- **GOAL**
Restate the entries below verbatim.

- **ROWS**
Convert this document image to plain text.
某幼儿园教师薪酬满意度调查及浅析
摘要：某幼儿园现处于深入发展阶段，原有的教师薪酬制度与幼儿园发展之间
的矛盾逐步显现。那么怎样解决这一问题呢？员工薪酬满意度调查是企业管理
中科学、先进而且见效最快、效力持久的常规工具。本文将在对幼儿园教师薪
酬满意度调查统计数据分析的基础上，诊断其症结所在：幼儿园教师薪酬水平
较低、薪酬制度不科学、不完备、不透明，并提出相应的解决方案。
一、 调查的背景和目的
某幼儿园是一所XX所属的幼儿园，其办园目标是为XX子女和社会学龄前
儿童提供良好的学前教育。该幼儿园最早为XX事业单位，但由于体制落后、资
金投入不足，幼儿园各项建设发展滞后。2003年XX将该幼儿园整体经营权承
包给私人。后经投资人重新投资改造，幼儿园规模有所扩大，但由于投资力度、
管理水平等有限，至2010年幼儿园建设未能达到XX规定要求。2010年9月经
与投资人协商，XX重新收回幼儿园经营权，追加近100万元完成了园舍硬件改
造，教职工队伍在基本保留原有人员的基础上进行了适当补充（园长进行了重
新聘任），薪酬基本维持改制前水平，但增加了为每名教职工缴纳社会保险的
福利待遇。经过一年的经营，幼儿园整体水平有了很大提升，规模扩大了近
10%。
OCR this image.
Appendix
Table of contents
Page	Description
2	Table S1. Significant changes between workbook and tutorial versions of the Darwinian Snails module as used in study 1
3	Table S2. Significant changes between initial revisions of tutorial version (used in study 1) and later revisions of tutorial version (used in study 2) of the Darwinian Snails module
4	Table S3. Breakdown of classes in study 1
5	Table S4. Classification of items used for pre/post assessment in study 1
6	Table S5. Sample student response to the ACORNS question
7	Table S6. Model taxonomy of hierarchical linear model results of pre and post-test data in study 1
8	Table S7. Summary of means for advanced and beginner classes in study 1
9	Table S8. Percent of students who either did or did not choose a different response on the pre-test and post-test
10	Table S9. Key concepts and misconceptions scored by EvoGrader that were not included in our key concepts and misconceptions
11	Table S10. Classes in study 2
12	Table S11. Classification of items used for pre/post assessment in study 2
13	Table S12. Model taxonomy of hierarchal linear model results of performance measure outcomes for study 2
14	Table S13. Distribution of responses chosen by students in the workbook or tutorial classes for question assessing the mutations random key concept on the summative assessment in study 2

- **ANSWER FOR THIS EXERCISE**
Convert this document image to plain text.
某幼儿园教师薪酬满意度调查及浅析
摘要：某幼儿园现处于深入发展阶段，原有的教师薪酬制度与幼儿园发展之间
的矛盾逐步显现。那么怎样解决这一问题呢？员工薪酬满意度调查是企业管理
中科学、先进而且见效最快、效力持久的常规工具。本文将在对幼儿园教师薪
酬满意度调查统计数据分析的基础上，诊断其症结所在：幼儿园教师薪酬水平
较低、薪酬制度不科学、不完备、不透明，并提出相应的解决方案。
一、 调查的背景和目的
某幼儿园是一所XX所属的幼儿园，其办园目标是为XX子女和社会学龄前
儿童提供良好的学前教育。该幼儿园最早为XX事业单位，但由于体制落后、资
金投入不足，幼儿园各项建设发展滞后。2003年XX将该幼儿园整体经营权承
包给私人。后经投资人重新投资改造，幼儿园规模有所扩大，但由于投资力度、
管理水平等有限，至2010年幼儿园建设未能达到XX规定要求。2010年9月经
与投资人协商，XX重新收回幼儿园经营权，追加近100万元完成了园舍硬件改
造，教职工队伍在基本保留原有人员的基础上进行了适当补充（园长进行了重
新聘任），薪酬基本维持改制前水平，但增加了为每名教职工缴纳社会保险的
福利待遇。经过一年的经营，幼儿园整体水平有了很大提升，规模扩大了近
10%。
OCR this image.
Appendix
Table of contents
Page	Description
2	Table S1. Significant changes between workbook and tutorial versions of the Darwinian Snails module as used in study 1
3	Table S2. Significant changes between initial revisions of tutorial version (used in study 1) and later revisions of tutorial version (used in study 2) of the Darwinian Snails module
4	Table S3. Breakdown of classes in study 1
5	Table S4. Classification of items used for pre/post assessment in study 1
6	Table S5. Sample student response to the ACORNS question
7	Table S6. Model taxonomy of hierarchical linear model results of pre and post-test data in study 1
8	Table S7. Summary of means for advanced and beginner classes in study 1
9	Table S8. Percent of students who either did or did not choose a different response on the pre-test and post-test
10	Table S9. Key concepts and misconceptions scored by EvoGrader that were not included in our key concepts and misconceptions
11	Table S10. Classes in study 2
12	Table S11. Classification of items used for pre/post assessment in study 2
13	Table S12. Model taxonomy of hierarchal linear model results of performance measure outcomes for study 2
14	Table S13. Distribution of responses chosen by students in the workbook or tutorial classes for question assessing the mutations random key concept on the summative assessment in study 2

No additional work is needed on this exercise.